#### Task brief:
Wherever "Load" appears in a line, copy that line.

Data records:
########
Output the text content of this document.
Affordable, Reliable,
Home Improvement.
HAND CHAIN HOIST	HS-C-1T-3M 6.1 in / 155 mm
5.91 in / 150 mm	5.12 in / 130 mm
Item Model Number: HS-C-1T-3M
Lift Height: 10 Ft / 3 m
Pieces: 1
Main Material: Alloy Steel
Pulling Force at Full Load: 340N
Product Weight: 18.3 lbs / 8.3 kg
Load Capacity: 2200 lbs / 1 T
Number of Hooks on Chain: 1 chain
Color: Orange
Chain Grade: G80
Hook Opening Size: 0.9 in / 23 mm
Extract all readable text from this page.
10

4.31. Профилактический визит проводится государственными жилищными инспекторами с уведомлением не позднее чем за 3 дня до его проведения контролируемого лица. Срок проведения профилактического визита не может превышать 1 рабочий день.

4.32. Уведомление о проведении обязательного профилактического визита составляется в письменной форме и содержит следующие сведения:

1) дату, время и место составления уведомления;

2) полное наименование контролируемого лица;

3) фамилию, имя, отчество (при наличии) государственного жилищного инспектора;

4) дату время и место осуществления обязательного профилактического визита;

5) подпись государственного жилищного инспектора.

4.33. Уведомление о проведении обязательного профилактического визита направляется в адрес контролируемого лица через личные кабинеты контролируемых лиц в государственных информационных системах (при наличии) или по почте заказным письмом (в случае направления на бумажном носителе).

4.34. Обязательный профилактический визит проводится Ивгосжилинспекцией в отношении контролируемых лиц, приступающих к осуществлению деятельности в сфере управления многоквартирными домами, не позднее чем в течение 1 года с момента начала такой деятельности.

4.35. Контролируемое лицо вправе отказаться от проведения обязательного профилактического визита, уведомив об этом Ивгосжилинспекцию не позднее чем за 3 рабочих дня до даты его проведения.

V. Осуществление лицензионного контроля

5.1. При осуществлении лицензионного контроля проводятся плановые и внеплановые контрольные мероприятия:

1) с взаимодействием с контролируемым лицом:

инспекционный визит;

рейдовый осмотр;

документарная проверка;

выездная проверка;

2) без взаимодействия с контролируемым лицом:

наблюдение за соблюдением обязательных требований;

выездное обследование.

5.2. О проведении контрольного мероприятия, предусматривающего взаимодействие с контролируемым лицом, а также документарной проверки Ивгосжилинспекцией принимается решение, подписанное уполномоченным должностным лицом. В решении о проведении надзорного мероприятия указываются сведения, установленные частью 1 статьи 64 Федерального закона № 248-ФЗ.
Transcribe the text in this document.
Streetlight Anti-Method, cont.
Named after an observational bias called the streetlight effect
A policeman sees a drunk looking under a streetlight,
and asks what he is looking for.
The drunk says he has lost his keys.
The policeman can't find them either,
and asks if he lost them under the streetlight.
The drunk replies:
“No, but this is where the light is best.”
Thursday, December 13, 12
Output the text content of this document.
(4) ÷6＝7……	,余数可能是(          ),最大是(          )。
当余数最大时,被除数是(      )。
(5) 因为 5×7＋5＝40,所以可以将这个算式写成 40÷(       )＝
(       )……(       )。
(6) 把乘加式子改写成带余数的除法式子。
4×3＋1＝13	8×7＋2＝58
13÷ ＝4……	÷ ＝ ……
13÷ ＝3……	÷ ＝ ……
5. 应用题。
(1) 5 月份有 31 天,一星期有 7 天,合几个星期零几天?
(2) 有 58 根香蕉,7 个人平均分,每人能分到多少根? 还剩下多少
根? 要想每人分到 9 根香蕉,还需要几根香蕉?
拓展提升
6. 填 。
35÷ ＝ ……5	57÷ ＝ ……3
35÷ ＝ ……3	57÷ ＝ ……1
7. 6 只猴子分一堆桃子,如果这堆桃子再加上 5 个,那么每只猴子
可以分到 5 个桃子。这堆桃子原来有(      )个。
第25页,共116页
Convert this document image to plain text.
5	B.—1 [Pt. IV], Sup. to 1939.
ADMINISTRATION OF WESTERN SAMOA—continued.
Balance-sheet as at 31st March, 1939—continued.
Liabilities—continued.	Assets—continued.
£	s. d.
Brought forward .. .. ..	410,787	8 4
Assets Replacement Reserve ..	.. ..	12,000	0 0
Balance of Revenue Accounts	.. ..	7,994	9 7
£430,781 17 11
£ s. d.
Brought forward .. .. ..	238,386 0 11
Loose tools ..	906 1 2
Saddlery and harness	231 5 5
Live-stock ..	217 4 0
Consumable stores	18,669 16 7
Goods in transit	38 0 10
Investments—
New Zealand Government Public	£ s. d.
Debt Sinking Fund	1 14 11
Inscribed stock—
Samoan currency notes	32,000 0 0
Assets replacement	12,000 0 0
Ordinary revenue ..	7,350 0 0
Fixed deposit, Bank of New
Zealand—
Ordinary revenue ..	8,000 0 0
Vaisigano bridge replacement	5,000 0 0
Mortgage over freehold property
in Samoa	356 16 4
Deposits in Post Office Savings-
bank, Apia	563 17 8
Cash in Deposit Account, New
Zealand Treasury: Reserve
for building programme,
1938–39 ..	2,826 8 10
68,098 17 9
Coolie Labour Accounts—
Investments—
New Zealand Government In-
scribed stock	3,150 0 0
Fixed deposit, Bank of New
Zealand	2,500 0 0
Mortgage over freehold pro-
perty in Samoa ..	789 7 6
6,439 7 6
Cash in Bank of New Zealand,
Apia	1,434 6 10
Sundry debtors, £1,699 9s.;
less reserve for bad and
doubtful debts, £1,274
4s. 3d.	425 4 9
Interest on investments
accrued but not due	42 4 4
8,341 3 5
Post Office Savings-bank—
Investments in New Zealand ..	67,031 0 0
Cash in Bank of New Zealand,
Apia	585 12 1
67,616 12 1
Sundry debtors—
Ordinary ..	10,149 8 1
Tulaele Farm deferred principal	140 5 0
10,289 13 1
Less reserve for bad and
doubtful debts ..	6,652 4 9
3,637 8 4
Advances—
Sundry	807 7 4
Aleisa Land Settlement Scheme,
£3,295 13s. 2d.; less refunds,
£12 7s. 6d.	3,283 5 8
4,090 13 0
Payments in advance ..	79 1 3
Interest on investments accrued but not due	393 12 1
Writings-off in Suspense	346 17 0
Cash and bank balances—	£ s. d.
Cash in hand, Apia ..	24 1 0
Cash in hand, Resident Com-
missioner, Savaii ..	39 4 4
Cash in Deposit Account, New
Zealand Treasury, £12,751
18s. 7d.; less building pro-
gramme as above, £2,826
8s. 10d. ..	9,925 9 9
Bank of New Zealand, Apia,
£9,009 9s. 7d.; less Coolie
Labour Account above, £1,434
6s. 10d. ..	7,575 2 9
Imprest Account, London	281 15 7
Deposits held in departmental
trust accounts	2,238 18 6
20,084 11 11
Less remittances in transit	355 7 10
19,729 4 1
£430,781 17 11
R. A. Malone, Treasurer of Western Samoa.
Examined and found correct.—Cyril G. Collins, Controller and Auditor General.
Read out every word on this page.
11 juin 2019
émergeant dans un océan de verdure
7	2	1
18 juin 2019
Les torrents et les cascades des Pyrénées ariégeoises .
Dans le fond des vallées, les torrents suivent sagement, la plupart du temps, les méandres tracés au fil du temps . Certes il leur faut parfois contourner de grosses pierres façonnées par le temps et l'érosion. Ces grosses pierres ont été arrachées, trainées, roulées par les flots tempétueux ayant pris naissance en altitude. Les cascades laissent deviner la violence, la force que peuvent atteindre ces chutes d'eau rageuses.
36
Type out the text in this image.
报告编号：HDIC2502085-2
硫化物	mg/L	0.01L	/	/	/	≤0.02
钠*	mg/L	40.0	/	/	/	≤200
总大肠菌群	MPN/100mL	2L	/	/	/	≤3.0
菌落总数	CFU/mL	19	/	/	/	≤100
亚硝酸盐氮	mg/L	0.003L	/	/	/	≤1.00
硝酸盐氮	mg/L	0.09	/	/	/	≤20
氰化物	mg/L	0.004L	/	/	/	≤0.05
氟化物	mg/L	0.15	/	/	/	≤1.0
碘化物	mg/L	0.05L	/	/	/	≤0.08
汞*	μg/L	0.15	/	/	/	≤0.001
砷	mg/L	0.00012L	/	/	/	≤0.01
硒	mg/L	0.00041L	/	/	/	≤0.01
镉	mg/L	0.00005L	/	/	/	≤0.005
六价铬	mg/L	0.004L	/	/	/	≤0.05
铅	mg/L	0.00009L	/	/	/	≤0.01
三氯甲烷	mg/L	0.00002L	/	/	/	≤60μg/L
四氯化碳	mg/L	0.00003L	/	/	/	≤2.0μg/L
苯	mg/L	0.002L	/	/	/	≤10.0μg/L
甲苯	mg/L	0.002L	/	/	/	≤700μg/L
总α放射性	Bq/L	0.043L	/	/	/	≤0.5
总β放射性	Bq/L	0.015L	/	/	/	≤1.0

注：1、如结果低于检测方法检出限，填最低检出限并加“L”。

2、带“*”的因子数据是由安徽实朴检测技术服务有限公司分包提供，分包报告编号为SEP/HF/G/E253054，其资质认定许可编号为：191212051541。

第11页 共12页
########
#### Task solution:
Pulling Force at Full Load: 340N
Load Capacity: 2200 lbs / 1 T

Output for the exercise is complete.